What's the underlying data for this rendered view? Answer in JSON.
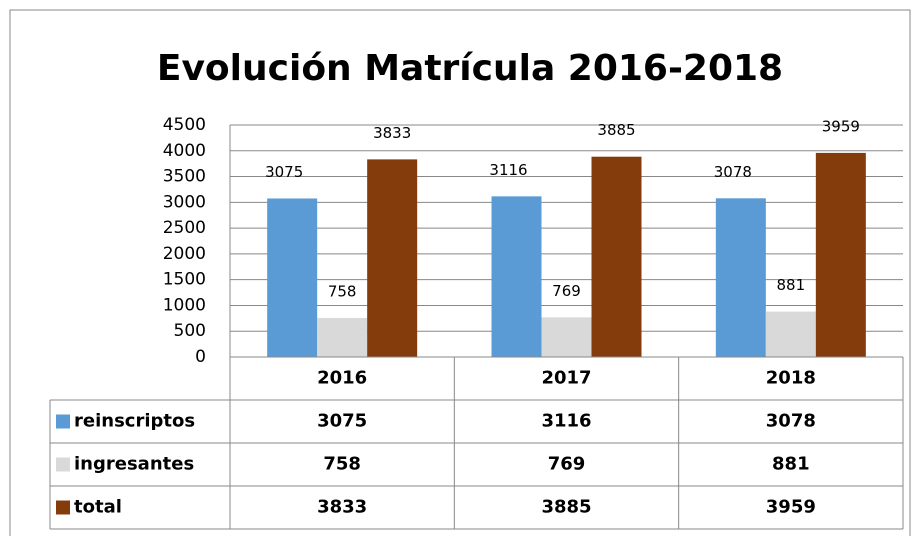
{
  "chart_data": {
    "type": "bar",
    "title": "Evolución Matrícula 2016-2018",
    "categories": [
      "2016",
      "2017",
      "2018"
    ],
    "series": [
      {
        "name": "reinscriptos",
        "color": "#5b9bd5",
        "values": [
          3075,
          3116,
          3078
        ]
      },
      {
        "name": "ingresantes",
        "color": "#d9d9d9",
        "values": [
          758,
          769,
          881
        ]
      },
      {
        "name": "total",
        "color": "#843c0c",
        "values": [
          3833,
          3885,
          3959
        ]
      }
    ],
    "ylim": [
      0,
      4500
    ],
    "yticks": [
      0,
      500,
      1000,
      1500,
      2000,
      2500,
      3000,
      3500,
      4000,
      4500
    ],
    "grid": true,
    "data_table": true
  }
}
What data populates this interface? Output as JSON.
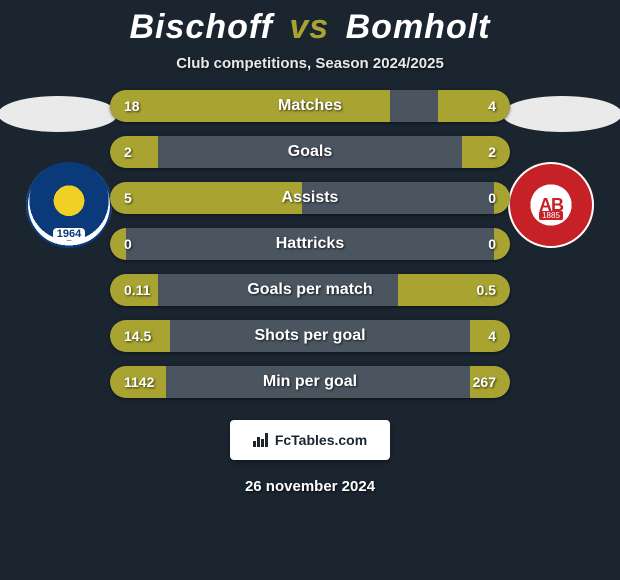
{
  "header": {
    "player1": "Bischoff",
    "vs": "vs",
    "player2": "Bomholt",
    "subtitle": "Club competitions, Season 2024/2025"
  },
  "badges": {
    "left_year": "1964",
    "right_text": "AB",
    "right_year": "1885"
  },
  "stats": {
    "bar_bg": "#4a5560",
    "left_color": "#a9a431",
    "right_color": "#a9a431",
    "rows": [
      {
        "label": "Matches",
        "left": "18",
        "right": "4",
        "left_pct": 70,
        "right_pct": 18
      },
      {
        "label": "Goals",
        "left": "2",
        "right": "2",
        "left_pct": 12,
        "right_pct": 12
      },
      {
        "label": "Assists",
        "left": "5",
        "right": "0",
        "left_pct": 48,
        "right_pct": 4
      },
      {
        "label": "Hattricks",
        "left": "0",
        "right": "0",
        "left_pct": 4,
        "right_pct": 4
      },
      {
        "label": "Goals per match",
        "left": "0.11",
        "right": "0.5",
        "left_pct": 12,
        "right_pct": 28
      },
      {
        "label": "Shots per goal",
        "left": "14.5",
        "right": "4",
        "left_pct": 15,
        "right_pct": 10
      },
      {
        "label": "Min per goal",
        "left": "1142",
        "right": "267",
        "left_pct": 14,
        "right_pct": 10
      }
    ]
  },
  "footer": {
    "brand": "FcTables.com",
    "date": "26 november 2024"
  },
  "style": {
    "title_fontsize": 34,
    "bg": "#1a2530",
    "accent": "#a9a431"
  }
}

+ + + + + + +

**Given task:** Find the number of lines in which the word "this" occurs, and write nothing but that number.

**Reply:** 2